Figure record extracts:
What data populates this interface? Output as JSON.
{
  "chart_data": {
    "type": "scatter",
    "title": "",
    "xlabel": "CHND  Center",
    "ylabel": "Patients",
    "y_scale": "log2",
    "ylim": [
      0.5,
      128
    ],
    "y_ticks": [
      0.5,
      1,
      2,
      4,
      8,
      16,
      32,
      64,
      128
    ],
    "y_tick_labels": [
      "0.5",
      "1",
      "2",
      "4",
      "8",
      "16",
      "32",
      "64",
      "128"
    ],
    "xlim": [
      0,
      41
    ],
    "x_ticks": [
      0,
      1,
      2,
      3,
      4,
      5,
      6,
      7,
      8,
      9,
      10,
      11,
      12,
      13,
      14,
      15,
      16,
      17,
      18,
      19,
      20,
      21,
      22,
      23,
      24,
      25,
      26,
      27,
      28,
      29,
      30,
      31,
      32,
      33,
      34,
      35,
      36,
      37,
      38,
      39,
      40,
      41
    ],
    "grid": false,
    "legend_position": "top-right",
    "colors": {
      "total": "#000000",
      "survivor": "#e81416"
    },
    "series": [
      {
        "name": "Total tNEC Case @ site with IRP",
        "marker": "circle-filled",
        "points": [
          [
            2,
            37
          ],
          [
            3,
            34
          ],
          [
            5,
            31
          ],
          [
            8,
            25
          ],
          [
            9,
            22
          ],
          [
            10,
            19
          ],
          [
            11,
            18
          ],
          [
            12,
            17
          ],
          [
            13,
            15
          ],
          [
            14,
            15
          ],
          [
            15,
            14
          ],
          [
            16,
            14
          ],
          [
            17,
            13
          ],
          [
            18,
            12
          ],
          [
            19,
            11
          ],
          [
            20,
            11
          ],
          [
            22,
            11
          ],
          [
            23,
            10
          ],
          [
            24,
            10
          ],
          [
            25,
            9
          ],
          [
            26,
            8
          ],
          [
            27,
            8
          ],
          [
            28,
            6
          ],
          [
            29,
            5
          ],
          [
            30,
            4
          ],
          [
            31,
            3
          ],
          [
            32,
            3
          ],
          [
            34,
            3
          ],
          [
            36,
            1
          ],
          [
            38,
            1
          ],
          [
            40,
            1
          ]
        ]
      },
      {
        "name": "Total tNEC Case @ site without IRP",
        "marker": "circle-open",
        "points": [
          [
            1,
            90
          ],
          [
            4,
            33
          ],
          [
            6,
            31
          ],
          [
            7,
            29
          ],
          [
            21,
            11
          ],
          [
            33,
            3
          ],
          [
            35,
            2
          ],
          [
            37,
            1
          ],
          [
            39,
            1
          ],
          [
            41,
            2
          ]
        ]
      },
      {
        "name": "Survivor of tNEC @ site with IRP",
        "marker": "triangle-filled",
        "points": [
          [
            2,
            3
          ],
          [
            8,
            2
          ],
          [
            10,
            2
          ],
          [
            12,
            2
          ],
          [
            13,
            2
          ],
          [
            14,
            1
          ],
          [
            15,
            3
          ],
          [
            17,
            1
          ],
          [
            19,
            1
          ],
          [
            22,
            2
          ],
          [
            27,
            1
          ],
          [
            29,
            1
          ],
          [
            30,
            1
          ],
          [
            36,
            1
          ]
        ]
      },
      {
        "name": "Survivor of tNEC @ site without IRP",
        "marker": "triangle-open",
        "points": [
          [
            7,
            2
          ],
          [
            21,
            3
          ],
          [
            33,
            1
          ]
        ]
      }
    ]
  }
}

— AIM OF THE TASK —
Go through the records above and, whenever a line includes the word "triangle", copy it.

— ANSWER TO THIS TASK —
        "marker": "triangle-filled",
        "marker": "triangle-open",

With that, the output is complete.